Can you give every line in the records between the line holding "Patent image size: (739, 610)." and the line holding "The power output 122 is at (121, 273).", inclusive, as a numbered list with blank lines left out?

- [INPUT DATA]
──────────
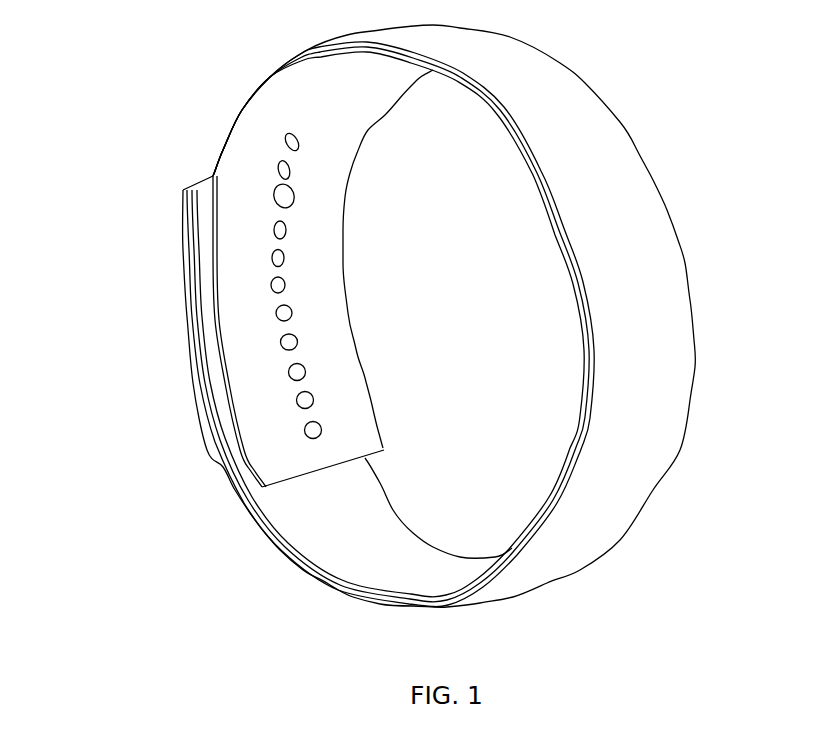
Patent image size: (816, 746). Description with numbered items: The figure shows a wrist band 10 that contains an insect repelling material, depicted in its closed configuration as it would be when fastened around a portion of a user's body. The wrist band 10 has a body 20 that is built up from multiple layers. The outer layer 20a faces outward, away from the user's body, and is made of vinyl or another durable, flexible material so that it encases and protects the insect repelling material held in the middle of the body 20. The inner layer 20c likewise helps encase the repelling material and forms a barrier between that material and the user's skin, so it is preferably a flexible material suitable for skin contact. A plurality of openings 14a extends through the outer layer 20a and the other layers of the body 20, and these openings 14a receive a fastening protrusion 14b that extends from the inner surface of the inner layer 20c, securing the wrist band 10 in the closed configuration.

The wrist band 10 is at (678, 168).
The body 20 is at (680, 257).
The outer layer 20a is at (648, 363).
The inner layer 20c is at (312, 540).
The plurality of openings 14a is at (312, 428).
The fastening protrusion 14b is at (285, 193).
──────────
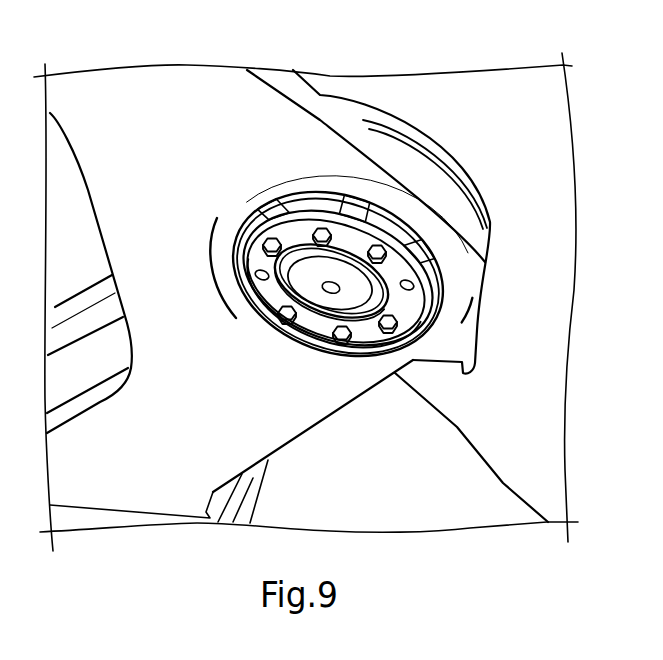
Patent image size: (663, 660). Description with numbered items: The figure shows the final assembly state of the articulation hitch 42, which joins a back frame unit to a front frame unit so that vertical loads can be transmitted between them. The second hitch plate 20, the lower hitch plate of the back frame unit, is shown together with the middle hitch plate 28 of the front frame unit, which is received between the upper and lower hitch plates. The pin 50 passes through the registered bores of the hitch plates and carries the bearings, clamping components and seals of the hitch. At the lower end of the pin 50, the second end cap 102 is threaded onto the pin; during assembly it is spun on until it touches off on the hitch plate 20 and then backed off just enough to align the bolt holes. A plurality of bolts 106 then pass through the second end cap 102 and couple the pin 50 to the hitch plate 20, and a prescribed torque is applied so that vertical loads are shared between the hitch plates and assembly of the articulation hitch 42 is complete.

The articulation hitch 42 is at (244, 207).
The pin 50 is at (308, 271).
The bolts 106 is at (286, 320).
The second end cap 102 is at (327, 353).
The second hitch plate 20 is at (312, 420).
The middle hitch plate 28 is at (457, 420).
──────────
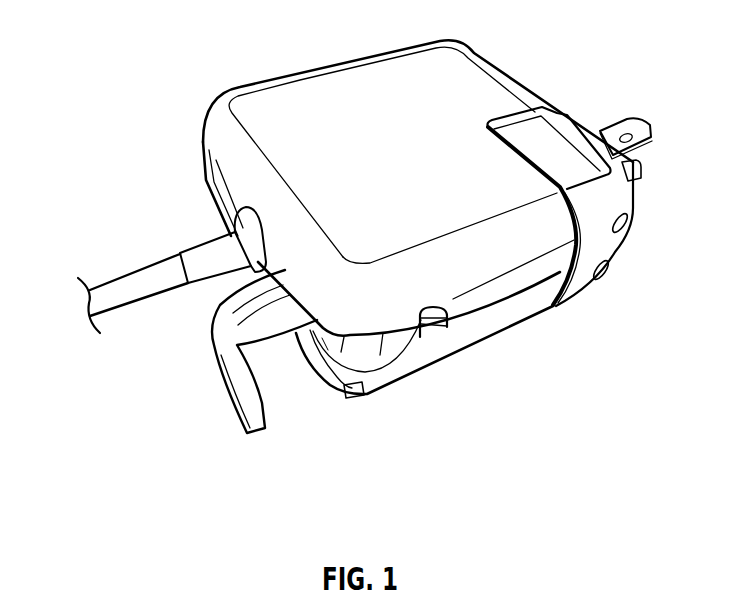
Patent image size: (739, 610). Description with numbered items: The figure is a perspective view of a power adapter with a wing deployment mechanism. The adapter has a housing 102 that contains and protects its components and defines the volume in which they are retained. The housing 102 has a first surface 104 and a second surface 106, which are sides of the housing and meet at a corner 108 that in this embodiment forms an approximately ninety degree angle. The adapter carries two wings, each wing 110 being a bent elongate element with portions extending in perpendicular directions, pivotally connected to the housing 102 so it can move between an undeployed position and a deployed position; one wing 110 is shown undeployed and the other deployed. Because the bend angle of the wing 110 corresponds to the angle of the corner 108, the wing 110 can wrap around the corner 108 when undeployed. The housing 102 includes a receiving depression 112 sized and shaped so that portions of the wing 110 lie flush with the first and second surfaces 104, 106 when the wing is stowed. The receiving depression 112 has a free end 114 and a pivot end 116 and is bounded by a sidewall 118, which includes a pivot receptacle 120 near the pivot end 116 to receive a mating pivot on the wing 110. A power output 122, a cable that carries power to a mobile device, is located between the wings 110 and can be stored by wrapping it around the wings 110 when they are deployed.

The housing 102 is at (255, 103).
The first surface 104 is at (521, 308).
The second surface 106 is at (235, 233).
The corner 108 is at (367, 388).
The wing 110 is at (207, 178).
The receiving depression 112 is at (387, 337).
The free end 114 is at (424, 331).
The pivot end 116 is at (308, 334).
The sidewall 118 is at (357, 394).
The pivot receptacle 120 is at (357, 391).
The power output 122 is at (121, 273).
──────────
- [THE SOLUTION]
1. Patent image size: (739, 610). Description with numbered items: The figure is a perspective view of a power adapter with a wing deployment mechanism. The adapter has a housing 102 that contains and protects its components and defines the volume in which they are retained. The housing 102 has a first surface 104 and a second surface 106, which are sides of the housing and meet at a corner 108 that in this embodiment forms an approximately ninety degree angle. The adapter carries two wings, each wing 110 being a bent elongate element with portions extending in perpendicular directions, pivotally connected to the housing 102 so it can move between an undeployed position and a deployed position; one wing 110 is shown undeployed and the other deployed. Because the bend angle of the wing 110 corresponds to the angle of the corner 108, the wing 110 can wrap around the corner 108 when undeployed. The housing 102 includes a receiving depression 112 sized and shaped so that portions of the wing 110 lie flush with the first and second surfaces 104, 106 when the wing is stowed. The receiving depression 112 has a free end 114 and a pivot end 116 and is bounded by a sidewall 118, which includes a pivot receptacle 120 near the pivot end 116 to receive a mating pivot on the wing 110. A power output 122, a cable that carries power to a mobile device, is located between the wings 110 and can be stored by wrapping it around the wings 110 when they are deployed.
2. The housing 102 is at (255, 103).
3. The first surface 104 is at (521, 308).
4. The second surface 106 is at (235, 233).
5. The corner 108 is at (367, 388).
6. The wing 110 is at (207, 178).
7. The receiving depression 112 is at (387, 337).
8. The free end 114 is at (424, 331).
9. The pivot end 116 is at (308, 334).
10. The sidewall 118 is at (357, 394).
11. The pivot receptacle 120 is at (357, 391).
12. The power output 122 is at (121, 273).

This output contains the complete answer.